DIRECTIVE -
Would you restate all the data that follows, word for word?

-----

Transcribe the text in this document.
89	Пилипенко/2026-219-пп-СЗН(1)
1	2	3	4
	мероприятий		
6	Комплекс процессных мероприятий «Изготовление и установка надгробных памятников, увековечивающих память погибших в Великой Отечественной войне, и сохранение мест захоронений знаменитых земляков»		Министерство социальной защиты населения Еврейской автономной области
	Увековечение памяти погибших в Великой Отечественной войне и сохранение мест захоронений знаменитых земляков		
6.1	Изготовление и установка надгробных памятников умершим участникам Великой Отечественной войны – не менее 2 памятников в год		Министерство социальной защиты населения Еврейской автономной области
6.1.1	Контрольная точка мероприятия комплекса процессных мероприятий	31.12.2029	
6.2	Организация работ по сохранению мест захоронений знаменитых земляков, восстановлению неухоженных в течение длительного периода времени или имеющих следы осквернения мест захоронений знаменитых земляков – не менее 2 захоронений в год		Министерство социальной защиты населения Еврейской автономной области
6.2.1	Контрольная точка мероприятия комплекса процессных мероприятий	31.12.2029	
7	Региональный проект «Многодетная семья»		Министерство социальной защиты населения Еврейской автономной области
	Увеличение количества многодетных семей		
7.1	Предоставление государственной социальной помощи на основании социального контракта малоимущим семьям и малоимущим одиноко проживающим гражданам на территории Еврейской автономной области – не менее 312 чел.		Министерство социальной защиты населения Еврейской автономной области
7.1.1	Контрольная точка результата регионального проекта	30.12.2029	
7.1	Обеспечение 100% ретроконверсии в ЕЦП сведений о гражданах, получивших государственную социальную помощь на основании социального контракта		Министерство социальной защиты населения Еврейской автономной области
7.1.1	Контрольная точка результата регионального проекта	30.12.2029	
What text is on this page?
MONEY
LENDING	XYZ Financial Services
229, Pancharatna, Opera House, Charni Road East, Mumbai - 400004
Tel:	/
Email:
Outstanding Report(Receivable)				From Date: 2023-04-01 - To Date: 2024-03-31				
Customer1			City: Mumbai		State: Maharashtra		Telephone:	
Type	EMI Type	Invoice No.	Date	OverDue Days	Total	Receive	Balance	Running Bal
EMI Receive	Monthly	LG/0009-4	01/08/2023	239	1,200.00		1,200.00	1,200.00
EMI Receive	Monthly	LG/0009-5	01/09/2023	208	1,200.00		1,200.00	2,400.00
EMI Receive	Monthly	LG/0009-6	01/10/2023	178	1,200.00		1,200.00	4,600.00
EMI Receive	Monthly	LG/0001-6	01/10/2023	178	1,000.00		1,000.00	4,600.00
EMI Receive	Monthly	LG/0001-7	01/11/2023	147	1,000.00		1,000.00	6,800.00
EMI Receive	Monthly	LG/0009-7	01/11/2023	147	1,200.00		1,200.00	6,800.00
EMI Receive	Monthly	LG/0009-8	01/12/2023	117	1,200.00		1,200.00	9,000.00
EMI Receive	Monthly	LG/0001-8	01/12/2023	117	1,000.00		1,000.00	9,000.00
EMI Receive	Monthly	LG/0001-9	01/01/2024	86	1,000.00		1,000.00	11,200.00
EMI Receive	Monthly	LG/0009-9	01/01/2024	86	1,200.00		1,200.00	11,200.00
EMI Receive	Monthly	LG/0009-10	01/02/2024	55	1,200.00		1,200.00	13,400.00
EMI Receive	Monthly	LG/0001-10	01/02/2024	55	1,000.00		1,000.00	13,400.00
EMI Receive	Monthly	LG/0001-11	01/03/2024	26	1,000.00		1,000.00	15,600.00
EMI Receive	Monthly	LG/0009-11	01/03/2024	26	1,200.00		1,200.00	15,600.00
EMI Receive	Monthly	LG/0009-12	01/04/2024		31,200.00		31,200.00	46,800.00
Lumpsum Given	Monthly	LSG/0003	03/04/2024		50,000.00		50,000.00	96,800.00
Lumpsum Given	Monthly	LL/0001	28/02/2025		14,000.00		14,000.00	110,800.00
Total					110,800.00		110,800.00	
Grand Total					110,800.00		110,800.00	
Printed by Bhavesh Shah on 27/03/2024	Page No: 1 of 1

-----

FULL SOLUTION -
Transcribe the text in this document.
89	Пилипенко/2026-219-пп-СЗН(1)
1	2	3	4
	мероприятий		
6	Комплекс процессных мероприятий «Изготовление и установка надгробных памятников, увековечивающих память погибших в Великой Отечественной войне, и сохранение мест захоронений знаменитых земляков»		Министерство социальной защиты населения Еврейской автономной области
	Увековечение памяти погибших в Великой Отечественной войне и сохранение мест захоронений знаменитых земляков		
6.1	Изготовление и установка надгробных памятников умершим участникам Великой Отечественной войны – не менее 2 памятников в год		Министерство социальной защиты населения Еврейской автономной области
6.1.1	Контрольная точка мероприятия комплекса процессных мероприятий	31.12.2029	
6.2	Организация работ по сохранению мест захоронений знаменитых земляков, восстановлению неухоженных в течение длительного периода времени или имеющих следы осквернения мест захоронений знаменитых земляков – не менее 2 захоронений в год		Министерство социальной защиты населения Еврейской автономной области
6.2.1	Контрольная точка мероприятия комплекса процессных мероприятий	31.12.2029	
7	Региональный проект «Многодетная семья»		Министерство социальной защиты населения Еврейской автономной области
	Увеличение количества многодетных семей		
7.1	Предоставление государственной социальной помощи на основании социального контракта малоимущим семьям и малоимущим одиноко проживающим гражданам на территории Еврейской автономной области – не менее 312 чел.		Министерство социальной защиты населения Еврейской автономной области
7.1.1	Контрольная точка результата регионального проекта	30.12.2029	
7.1	Обеспечение 100% ретроконверсии в ЕЦП сведений о гражданах, получивших государственную социальную помощь на основании социального контракта		Министерство социальной защиты населения Еврейской автономной области
7.1.1	Контрольная точка результата регионального проекта	30.12.2029	
What text is on this page?
MONEY
LENDING	XYZ Financial Services
229, Pancharatna, Opera House, Charni Road East, Mumbai - 400004
Tel:	/
Email:
Outstanding Report(Receivable)				From Date: 2023-04-01 - To Date: 2024-03-31				
Customer1			City: Mumbai		State: Maharashtra		Telephone:	
Type	EMI Type	Invoice No.	Date	OverDue Days	Total	Receive	Balance	Running Bal
EMI Receive	Monthly	LG/0009-4	01/08/2023	239	1,200.00		1,200.00	1,200.00
EMI Receive	Monthly	LG/0009-5	01/09/2023	208	1,200.00		1,200.00	2,400.00
EMI Receive	Monthly	LG/0009-6	01/10/2023	178	1,200.00		1,200.00	4,600.00
EMI Receive	Monthly	LG/0001-6	01/10/2023	178	1,000.00		1,000.00	4,600.00
EMI Receive	Monthly	LG/0001-7	01/11/2023	147	1,000.00		1,000.00	6,800.00
EMI Receive	Monthly	LG/0009-7	01/11/2023	147	1,200.00		1,200.00	6,800.00
EMI Receive	Monthly	LG/0009-8	01/12/2023	117	1,200.00		1,200.00	9,000.00
EMI Receive	Monthly	LG/0001-8	01/12/2023	117	1,000.00		1,000.00	9,000.00
EMI Receive	Monthly	LG/0001-9	01/01/2024	86	1,000.00		1,000.00	11,200.00
EMI Receive	Monthly	LG/0009-9	01/01/2024	86	1,200.00		1,200.00	11,200.00
EMI Receive	Monthly	LG/0009-10	01/02/2024	55	1,200.00		1,200.00	13,400.00
EMI Receive	Monthly	LG/0001-10	01/02/2024	55	1,000.00		1,000.00	13,400.00
EMI Receive	Monthly	LG/0001-11	01/03/2024	26	1,000.00		1,000.00	15,600.00
EMI Receive	Monthly	LG/0009-11	01/03/2024	26	1,200.00		1,200.00	15,600.00
EMI Receive	Monthly	LG/0009-12	01/04/2024		31,200.00		31,200.00	46,800.00
Lumpsum Given	Monthly	LSG/0003	03/04/2024		50,000.00		50,000.00	96,800.00
Lumpsum Given	Monthly	LL/0001	28/02/2025		14,000.00		14,000.00	110,800.00
Total					110,800.00		110,800.00	
Grand Total					110,800.00		110,800.00	
Printed by Bhavesh Shah on 27/03/2024	Page No: 1 of 1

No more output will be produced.